Data entries
━━━━━━
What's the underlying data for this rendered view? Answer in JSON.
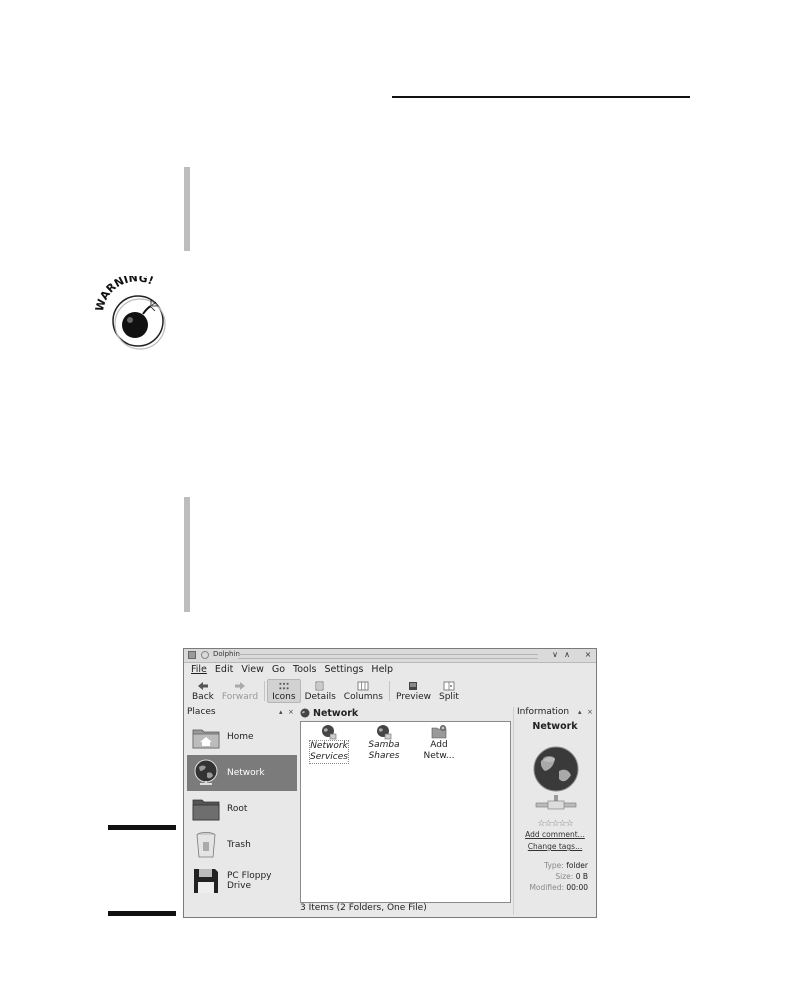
{
  "window": {
    "title": "Dolphin",
    "controls": [
      "∨",
      "∧",
      "×"
    ]
  },
  "menu": [
    "File",
    "Edit",
    "View",
    "Go",
    "Tools",
    "Settings",
    "Help"
  ],
  "toolbar": {
    "back": "Back",
    "forward": "Forward",
    "icons": "Icons",
    "details": "Details",
    "columns": "Columns",
    "preview": "Preview",
    "split": "Split"
  },
  "places": {
    "title": "Places",
    "controls": [
      "▴",
      "×"
    ],
    "items": [
      "Home",
      "Network",
      "Root",
      "Trash",
      "PC Floppy Drive"
    ]
  },
  "location": "Network",
  "files": [
    {
      "line1": "Network",
      "line2": "Services"
    },
    {
      "line1": "Samba",
      "line2": "Shares"
    },
    {
      "line1": "Add",
      "line2": "Netw..."
    }
  ],
  "status": "3 Items (2 Folders, One File)",
  "information": {
    "title": "Information",
    "controls": [
      "▴",
      "×"
    ],
    "name": "Network",
    "stars": "☆☆☆☆☆",
    "add_comment": "Add comment...",
    "change_tags": "Change tags...",
    "type_label": "Type:",
    "type_value": "folder",
    "size_label": "Size:",
    "size_value": "0 B",
    "modified_label": "Modified:",
    "modified_value": "00:00"
  },
  "warning_icon": {
    "label": "WARNING!"
  }
}
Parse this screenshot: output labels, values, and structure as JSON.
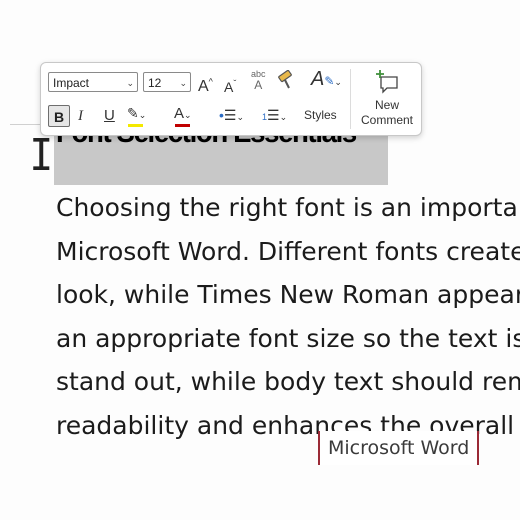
{
  "mini_toolbar": {
    "font_name": "Impact",
    "font_size": "12",
    "grow_font_icon": "A^",
    "shrink_font_icon": "Aˇ",
    "clear_format_icon": "abc A",
    "bold": "B",
    "italic": "I",
    "underline": "U",
    "styles_label": "Styles",
    "new_comment_line1": "New",
    "new_comment_line2": "Comment",
    "colors": {
      "highlight": "#f4e900",
      "font_color": "#c00000",
      "accent_blue": "#2b6cc4",
      "comment_green": "#3f8f3a"
    }
  },
  "document": {
    "heading": "Font Selection Essentials",
    "lines": [
      "Choosing the right font is an importar",
      "Microsoft Word. Different fonts create",
      "look, while Times New Roman appear",
      "an appropriate font size so the text is",
      "stand out, while body text should rem",
      "readability and enhances the overall a"
    ]
  },
  "tooltip": {
    "text": "Microsoft Word"
  }
}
━━━━━━
TASK REQUIREMENTS »
Pictures are excluded; output everything else in the data verbatim.

FINISHED TASK »
What's the underlying data for this rendered view? Answer in JSON.
{
  "window": {
    "title": "Dolphin",
    "controls": [
      "∨",
      "∧",
      "×"
    ]
  },
  "menu": [
    "File",
    "Edit",
    "View",
    "Go",
    "Tools",
    "Settings",
    "Help"
  ],
  "toolbar": {
    "back": "Back",
    "forward": "Forward",
    "icons": "Icons",
    "details": "Details",
    "columns": "Columns",
    "preview": "Preview",
    "split": "Split"
  },
  "places": {
    "title": "Places",
    "controls": [
      "▴",
      "×"
    ],
    "items": [
      "Home",
      "Network",
      "Root",
      "Trash",
      "PC Floppy Drive"
    ]
  },
  "location": "Network",
  "files": [
    {
      "line1": "Network",
      "line2": "Services"
    },
    {
      "line1": "Samba",
      "line2": "Shares"
    },
    {
      "line1": "Add",
      "line2": "Netw..."
    }
  ],
  "status": "3 Items (2 Folders, One File)",
  "information": {
    "title": "Information",
    "controls": [
      "▴",
      "×"
    ],
    "name": "Network",
    "stars": "☆☆☆☆☆",
    "add_comment": "Add comment...",
    "change_tags": "Change tags...",
    "type_label": "Type:",
    "type_value": "folder",
    "size_label": "Size:",
    "size_value": "0 B",
    "modified_label": "Modified:",
    "modified_value": "00:00"
  },
  "warning_icon": {
    "label": "WARNING!"
  }
}
Parse this screenshot: output labels, values, and structure as JSON.
{
  "mini_toolbar": {
    "font_name": "Impact",
    "font_size": "12",
    "grow_font_icon": "A^",
    "shrink_font_icon": "Aˇ",
    "clear_format_icon": "abc A",
    "bold": "B",
    "italic": "I",
    "underline": "U",
    "styles_label": "Styles",
    "new_comment_line1": "New",
    "new_comment_line2": "Comment",
    "colors": {
      "highlight": "#f4e900",
      "font_color": "#c00000",
      "accent_blue": "#2b6cc4",
      "comment_green": "#3f8f3a"
    }
  },
  "document": {
    "heading": "Font Selection Essentials",
    "lines": [
      "Choosing the right font is an importar",
      "Microsoft Word. Different fonts create",
      "look, while Times New Roman appear",
      "an appropriate font size so the text is",
      "stand out, while body text should rem",
      "readability and enhances the overall a"
    ]
  },
  "tooltip": {
    "text": "Microsoft Word"
  }
}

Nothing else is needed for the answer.